» **Aim**: Identify each line holding the string "проведения" and copy it.

» **Stored records**:
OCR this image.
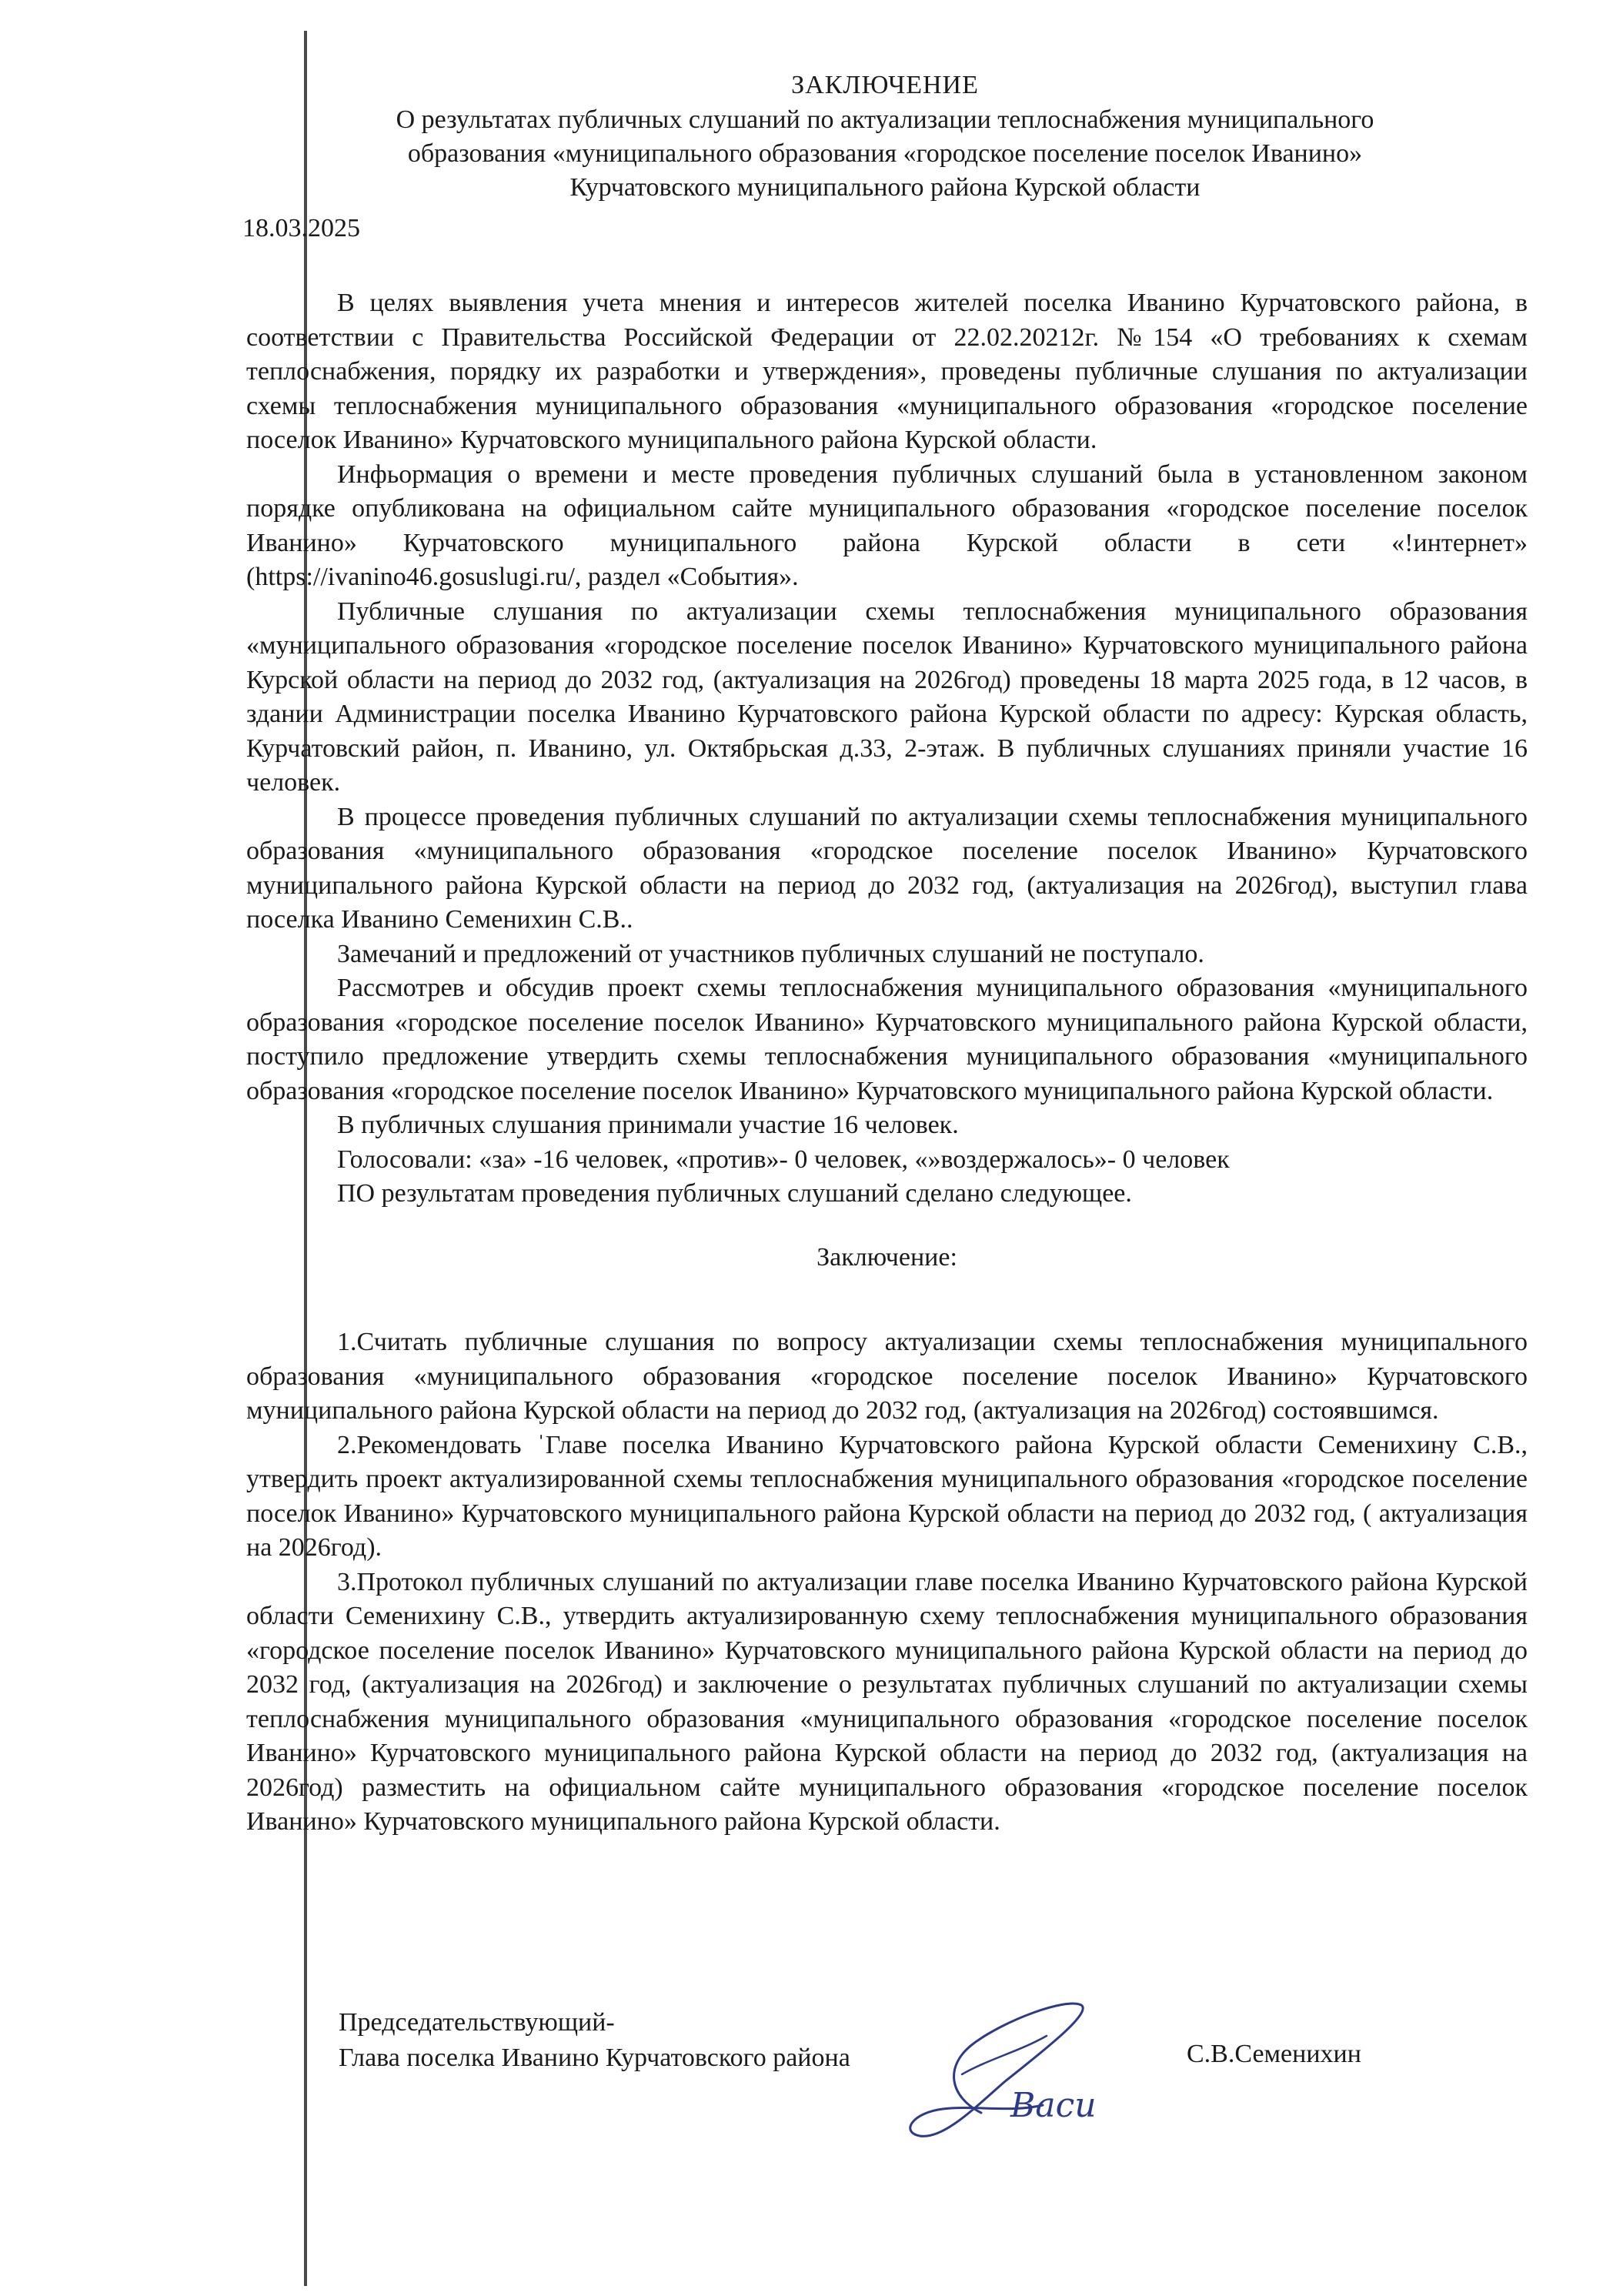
ЗАКЛЮЧЕНИЕ
О результатах публичных слушаний по актуализации теплоснабжения муниципального
образования «муниципального образования «городское поселение поселок Иванино»
Курчатовского муниципального района Курской области
18.03.2025

В целях выявления учета мнения и интересов жителей поселка Иванино Курчатовского района, в соответствии с Правительства Российской Федерации от 22.02.20212г. №154 «О требованиях к схемам теплоснабжения, порядку их разработки и утверждения», проведены публичные слушания по актуализации схемы теплоснабжения муниципального образования «муниципального образования «городское поселение поселок Иванино» Курчатовского муниципального района Курской области.

Инфьормация о времени и месте проведения публичных слушаний была в установленном законом порядке опубликована на официальном сайте муниципального образования «городское поселение поселок Иванино» Курчатовского муниципального района Курской области в сети «!интернет» (https://ivanino46.gosuslugi.ru/, раздел «События».

Публичные слушания по актуализации схемы теплоснабжения муниципального образования «муниципального образования «городское поселение поселок Иванино» Курчатовского муниципального района Курской области на период до 2032 год, (актуализация на 2026год) проведены 18 марта 2025 года, в 12 часов, в здании Администрации поселка Иванино Курчатовского района Курской области по адресу: Курская область, Курчатовский район, п. Иванино, ул. Октябрьская д.33, 2-этаж. В публичных слушаниях приняли участие 16 человек.

В процессе проведения публичных слушаний по актуализации схемы теплоснабжения муниципального образования «муниципального образования «городское поселение поселок Иванино» Курчатовского муниципального района Курской области на период до 2032 год, (актуализация на 2026год), выступил глава поселка Иванино Семенихин С.В..

Замечаний и предложений от участников публичных слушаний не поступало.

Рассмотрев и обсудив проект схемы теплоснабжения муниципального образования «муниципального образования «городское поселение поселок Иванино» Курчатовского муниципального района Курской области, поступило предложение утвердить схемы теплоснабжения муниципального образования «муниципального образования «городское поселение поселок Иванино» Курчатовского муниципального района Курской области.

В публичных слушания принимали участие 16 человек.

Голосовали: «за» -16 человек, «против»- 0 человек, «»воздержалось»- 0 человек

ПО результатам проведения публичных слушаний сделано следующее.

Заключение:

1.Считать публичные слушания по вопросу актуализации схемы теплоснабжения муниципального образования «муниципального образования «городское поселение поселок Иванино» Курчатовского муниципального района Курской области на период до 2032 год, (актуализация на 2026год) состоявшимся.

2.Рекомендовать ˈГлаве поселка Иванино Курчатовского района Курской области Семенихину С.В., утвердить проект актуализированной схемы теплоснабжения муниципального образования «городское поселение поселок Иванино» Курчатовского муниципального района Курской области на период до 2032 год, ( актуализация на 2026год).

3.Протокол публичных слушаний по актуализации главе поселка Иванино Курчатовского района Курской области Семенихину С.В., утвердить актуализированную схему теплоснабжения муниципального образования «городское поселение поселок Иванино» Курчатовского муниципального района Курской области на период до 2032 год, (актуализация на 2026год) и заключение о результатах публичных слушаний по актуализации схемы теплоснабжения муниципального образования «муниципального образования «городское поселение поселок Иванино» Курчатовского муниципального района Курской области на период до 2032 год, (актуализация на 2026год) разместить на официальном сайте муниципального образования «городское поселение поселок Иванино» Курчатовского муниципального района Курской области.

Председательствующий-
Глава поселка Иванино Курчатовского района	С.В.Семенихин
Васи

» **Task output**:
Инфьормация о времени и месте проведения публичных слушаний была в установленном законом порядке опубликована на официальном сайте муниципального образования «городское поселение поселок Иванино» Курчатовского муниципального района Курской области в сети «!интернет» (https://ivanino46.gosuslugi.ru/, раздел «События».
В процессе проведения публичных слушаний по актуализации схемы теплоснабжения муниципального образования «муниципального образования «городское поселение поселок Иванино» Курчатовского муниципального района Курской области на период до 2032 год, (актуализация на 2026год), выступил глава поселка Иванино Семенихин С.В..
ПО результатам проведения публичных слушаний сделано следующее.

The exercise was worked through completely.